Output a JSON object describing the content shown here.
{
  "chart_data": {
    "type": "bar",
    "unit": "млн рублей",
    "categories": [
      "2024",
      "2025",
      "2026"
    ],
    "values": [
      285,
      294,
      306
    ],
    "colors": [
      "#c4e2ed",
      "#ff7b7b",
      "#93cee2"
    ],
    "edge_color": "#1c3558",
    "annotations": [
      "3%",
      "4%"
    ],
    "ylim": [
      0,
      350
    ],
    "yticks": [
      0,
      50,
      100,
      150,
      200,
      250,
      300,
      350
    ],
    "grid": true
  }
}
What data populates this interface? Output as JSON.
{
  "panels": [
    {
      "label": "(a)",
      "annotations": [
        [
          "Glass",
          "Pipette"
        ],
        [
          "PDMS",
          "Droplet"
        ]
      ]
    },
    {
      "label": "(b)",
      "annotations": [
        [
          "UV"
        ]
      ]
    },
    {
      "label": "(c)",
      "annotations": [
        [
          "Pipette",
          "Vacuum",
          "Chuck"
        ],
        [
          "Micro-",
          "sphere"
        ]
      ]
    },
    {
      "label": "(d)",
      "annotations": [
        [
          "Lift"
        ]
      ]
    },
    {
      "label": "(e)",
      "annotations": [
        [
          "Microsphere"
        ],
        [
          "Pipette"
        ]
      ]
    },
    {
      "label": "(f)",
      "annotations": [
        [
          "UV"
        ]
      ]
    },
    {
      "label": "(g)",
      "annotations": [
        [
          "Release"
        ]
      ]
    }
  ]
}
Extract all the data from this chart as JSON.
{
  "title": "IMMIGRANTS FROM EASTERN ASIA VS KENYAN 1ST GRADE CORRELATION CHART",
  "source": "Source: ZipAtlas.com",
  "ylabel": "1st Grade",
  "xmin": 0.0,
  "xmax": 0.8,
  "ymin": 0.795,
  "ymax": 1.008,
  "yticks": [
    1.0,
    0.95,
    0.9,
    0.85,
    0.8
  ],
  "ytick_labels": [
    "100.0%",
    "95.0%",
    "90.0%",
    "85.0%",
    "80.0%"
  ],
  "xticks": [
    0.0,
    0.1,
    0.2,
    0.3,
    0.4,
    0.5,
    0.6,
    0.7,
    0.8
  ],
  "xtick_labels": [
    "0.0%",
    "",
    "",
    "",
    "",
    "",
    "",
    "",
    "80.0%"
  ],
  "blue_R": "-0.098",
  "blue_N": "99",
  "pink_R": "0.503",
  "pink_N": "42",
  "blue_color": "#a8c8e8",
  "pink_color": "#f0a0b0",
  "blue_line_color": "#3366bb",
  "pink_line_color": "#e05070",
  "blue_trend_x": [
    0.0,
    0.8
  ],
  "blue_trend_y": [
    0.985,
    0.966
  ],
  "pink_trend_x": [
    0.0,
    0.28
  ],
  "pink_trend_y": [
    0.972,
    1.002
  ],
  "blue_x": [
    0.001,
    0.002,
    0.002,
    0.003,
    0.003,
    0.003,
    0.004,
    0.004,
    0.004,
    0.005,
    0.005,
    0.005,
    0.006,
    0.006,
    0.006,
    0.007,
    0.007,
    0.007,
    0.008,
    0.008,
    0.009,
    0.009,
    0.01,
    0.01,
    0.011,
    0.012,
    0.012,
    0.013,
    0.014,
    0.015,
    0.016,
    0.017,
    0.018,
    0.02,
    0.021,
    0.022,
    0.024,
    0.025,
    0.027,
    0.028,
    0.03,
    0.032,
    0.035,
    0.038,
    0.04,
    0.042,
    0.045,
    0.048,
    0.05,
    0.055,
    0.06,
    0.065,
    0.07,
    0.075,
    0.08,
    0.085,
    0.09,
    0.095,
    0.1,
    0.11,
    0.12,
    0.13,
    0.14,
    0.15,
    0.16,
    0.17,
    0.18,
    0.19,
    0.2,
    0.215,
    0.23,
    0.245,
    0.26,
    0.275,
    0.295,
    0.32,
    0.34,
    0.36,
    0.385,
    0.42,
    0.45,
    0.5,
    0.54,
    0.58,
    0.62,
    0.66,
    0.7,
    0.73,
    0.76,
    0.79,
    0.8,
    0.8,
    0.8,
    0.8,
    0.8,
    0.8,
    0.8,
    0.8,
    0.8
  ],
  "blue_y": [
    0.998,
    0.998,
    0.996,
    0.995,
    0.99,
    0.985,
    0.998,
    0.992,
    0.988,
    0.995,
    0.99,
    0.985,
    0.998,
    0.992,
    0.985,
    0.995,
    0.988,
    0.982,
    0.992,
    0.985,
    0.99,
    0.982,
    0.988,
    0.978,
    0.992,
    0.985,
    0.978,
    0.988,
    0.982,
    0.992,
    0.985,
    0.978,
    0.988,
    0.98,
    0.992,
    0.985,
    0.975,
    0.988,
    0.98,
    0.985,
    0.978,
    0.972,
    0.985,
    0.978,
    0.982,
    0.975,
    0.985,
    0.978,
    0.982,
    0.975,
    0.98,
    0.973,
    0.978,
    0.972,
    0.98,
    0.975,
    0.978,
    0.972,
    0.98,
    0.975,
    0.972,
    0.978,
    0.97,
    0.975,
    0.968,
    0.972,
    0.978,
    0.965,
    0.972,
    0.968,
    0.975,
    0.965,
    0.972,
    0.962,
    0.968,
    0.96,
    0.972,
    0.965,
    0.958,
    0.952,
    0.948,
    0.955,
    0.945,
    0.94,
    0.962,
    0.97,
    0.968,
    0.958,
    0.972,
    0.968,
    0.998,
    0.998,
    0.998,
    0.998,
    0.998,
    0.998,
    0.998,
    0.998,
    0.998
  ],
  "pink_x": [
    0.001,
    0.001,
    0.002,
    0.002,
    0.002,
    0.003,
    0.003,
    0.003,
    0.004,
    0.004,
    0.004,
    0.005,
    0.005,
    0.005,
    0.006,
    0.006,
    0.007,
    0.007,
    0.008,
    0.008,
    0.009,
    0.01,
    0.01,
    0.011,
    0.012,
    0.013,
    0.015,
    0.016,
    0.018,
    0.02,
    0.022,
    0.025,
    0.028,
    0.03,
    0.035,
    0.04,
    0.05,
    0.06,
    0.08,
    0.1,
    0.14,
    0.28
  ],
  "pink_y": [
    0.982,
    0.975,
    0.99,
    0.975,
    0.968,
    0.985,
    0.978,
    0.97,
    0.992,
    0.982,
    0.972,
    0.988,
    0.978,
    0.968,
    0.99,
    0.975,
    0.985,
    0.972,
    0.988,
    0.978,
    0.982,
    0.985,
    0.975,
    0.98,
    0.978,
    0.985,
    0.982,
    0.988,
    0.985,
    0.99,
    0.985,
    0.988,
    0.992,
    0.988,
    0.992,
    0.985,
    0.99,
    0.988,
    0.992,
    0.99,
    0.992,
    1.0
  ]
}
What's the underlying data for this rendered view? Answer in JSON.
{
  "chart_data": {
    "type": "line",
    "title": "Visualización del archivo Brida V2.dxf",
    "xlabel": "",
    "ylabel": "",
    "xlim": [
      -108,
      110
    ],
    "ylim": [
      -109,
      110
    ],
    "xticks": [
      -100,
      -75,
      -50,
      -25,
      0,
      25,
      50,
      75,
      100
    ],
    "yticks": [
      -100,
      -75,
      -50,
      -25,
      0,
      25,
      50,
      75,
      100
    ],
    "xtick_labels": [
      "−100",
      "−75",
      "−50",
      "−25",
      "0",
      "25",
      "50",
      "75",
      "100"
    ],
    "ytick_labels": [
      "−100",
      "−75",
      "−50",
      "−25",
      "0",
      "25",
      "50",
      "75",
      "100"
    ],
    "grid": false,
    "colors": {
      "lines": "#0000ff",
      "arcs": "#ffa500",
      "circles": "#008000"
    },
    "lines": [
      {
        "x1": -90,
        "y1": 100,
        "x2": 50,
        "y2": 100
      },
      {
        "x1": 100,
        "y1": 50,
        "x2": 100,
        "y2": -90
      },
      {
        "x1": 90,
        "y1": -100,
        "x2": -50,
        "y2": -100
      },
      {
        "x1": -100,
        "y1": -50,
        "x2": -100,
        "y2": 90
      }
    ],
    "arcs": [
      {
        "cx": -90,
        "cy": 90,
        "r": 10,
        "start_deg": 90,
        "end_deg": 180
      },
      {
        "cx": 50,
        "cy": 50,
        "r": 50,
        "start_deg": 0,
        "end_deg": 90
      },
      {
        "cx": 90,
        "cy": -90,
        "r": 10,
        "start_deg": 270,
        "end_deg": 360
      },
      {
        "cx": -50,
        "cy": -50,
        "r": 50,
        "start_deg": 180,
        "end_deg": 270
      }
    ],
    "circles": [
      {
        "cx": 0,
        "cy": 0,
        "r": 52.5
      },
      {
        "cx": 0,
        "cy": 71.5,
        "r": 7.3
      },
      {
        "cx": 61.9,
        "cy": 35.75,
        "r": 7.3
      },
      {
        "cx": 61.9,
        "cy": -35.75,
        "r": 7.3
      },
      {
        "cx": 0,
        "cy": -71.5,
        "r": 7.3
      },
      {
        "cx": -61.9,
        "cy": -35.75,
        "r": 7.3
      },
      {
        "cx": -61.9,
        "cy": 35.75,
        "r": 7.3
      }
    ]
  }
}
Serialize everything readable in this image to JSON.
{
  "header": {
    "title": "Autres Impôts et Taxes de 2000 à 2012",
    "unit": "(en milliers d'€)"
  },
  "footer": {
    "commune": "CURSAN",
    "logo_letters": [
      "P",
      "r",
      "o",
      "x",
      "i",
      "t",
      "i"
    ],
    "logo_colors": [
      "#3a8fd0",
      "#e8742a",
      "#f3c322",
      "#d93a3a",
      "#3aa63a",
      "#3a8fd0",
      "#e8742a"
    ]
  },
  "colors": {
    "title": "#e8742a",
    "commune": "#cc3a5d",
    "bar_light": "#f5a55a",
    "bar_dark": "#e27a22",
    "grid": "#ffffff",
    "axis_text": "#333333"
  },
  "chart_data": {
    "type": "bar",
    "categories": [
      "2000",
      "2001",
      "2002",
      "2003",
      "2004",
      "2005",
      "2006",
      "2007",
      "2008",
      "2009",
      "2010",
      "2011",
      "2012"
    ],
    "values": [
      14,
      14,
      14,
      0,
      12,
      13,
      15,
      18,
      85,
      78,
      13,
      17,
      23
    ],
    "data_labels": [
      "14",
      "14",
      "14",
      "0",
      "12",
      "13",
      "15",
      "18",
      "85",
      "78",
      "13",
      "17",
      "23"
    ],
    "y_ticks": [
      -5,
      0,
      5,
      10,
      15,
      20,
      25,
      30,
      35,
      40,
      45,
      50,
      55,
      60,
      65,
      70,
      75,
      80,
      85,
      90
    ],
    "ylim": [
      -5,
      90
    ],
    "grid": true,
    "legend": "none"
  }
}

* Task to complete
Scan the listing above and copy all lines containing the word "title".

* Task result
  "title": "IMMIGRANTS FROM EASTERN ASIA VS KENYAN 1ST GRADE CORRELATION CHART",
    "title": "Visualización del archivo Brida V2.dxf",
    "title": "Autres Impôts et Taxes de 2000 à 2012",
    "title": "#e8742a",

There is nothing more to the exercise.